Locate and copy all lines bearing the word "связи".
BEGIN Material supplied
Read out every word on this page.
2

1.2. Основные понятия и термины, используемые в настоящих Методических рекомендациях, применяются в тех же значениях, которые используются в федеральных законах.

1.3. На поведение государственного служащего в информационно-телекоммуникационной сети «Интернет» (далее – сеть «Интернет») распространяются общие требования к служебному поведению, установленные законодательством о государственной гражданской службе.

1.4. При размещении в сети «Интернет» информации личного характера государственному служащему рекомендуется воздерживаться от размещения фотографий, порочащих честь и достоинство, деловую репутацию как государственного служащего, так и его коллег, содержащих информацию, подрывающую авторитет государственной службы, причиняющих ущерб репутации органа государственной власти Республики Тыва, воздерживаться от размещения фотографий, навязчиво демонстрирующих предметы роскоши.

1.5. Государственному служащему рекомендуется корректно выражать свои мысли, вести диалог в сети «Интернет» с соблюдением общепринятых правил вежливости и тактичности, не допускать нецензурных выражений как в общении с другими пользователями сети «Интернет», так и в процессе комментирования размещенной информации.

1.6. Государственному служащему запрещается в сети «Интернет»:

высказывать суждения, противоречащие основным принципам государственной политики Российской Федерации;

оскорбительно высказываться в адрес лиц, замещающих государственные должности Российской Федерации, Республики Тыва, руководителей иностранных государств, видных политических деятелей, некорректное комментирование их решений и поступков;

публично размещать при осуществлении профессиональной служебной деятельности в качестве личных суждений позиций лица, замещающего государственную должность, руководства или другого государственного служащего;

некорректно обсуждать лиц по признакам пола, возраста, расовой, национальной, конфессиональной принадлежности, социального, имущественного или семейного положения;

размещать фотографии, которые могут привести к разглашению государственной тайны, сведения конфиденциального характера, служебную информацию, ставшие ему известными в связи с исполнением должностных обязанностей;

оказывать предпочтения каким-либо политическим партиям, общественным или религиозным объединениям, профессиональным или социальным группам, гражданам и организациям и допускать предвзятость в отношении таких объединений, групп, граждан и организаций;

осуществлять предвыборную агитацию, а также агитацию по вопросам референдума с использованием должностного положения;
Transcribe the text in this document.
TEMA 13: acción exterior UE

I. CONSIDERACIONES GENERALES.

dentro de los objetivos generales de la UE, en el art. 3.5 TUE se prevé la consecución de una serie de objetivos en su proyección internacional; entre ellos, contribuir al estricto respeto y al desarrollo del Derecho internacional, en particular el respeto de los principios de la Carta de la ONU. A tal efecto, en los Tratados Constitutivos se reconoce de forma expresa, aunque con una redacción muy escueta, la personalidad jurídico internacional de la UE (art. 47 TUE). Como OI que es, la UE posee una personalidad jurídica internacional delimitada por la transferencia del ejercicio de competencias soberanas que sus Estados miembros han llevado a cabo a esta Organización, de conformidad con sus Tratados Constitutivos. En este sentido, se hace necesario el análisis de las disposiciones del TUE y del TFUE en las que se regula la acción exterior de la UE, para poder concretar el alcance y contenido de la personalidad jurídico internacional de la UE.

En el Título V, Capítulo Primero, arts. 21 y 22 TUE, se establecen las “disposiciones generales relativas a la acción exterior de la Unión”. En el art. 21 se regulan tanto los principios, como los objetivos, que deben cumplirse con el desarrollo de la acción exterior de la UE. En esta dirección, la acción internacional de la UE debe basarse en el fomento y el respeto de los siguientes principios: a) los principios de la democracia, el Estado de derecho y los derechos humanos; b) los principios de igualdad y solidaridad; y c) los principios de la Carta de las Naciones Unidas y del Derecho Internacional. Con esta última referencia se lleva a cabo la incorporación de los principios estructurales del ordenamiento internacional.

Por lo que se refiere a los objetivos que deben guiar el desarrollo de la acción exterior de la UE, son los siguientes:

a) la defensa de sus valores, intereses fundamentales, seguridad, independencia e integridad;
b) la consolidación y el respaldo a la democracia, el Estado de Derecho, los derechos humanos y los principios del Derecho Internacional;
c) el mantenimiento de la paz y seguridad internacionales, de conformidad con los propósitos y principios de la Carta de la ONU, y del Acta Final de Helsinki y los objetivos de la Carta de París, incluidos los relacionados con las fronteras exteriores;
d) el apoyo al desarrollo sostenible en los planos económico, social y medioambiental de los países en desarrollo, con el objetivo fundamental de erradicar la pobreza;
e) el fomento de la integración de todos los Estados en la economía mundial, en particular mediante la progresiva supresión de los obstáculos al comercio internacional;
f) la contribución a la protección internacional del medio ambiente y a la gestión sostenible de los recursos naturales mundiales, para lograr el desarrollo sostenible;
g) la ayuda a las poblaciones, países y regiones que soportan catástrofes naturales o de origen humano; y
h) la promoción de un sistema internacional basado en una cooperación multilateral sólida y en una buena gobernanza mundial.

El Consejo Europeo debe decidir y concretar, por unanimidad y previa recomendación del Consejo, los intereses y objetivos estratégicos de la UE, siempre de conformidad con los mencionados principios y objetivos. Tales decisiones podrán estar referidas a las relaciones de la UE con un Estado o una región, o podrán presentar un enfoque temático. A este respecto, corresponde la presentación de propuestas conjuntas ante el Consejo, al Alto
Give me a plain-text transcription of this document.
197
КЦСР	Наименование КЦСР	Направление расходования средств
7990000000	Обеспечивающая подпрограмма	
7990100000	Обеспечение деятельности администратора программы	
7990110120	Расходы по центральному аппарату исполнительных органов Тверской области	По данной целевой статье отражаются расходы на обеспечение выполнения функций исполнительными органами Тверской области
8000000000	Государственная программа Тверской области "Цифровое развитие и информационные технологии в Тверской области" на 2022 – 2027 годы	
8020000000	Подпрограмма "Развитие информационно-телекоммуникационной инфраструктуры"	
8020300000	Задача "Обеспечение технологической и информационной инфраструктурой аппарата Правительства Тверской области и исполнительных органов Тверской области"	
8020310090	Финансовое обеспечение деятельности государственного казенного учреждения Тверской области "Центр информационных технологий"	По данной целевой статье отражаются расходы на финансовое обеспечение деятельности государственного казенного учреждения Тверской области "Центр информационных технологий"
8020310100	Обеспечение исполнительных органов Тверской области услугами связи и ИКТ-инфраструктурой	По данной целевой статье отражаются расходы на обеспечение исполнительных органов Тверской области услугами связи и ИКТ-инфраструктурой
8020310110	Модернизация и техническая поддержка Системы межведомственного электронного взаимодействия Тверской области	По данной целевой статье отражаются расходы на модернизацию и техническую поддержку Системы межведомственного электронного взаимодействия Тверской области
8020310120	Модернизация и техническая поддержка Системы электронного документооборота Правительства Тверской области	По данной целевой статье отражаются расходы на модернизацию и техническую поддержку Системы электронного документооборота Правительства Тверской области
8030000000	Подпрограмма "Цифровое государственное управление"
END Material supplied
▶ _Task solution_
размещать фотографии, которые могут привести к разглашению государственной тайны, сведения конфиденциального характера, служебную информацию, ставшие ему известными в связи с исполнением должностных обязанностей;
8020310100	Обеспечение исполнительных органов Тверской области услугами связи и ИКТ-инфраструктурой	По данной целевой статье отражаются расходы на обеспечение исполнительных органов Тверской области услугами связи и ИКТ-инфраструктурой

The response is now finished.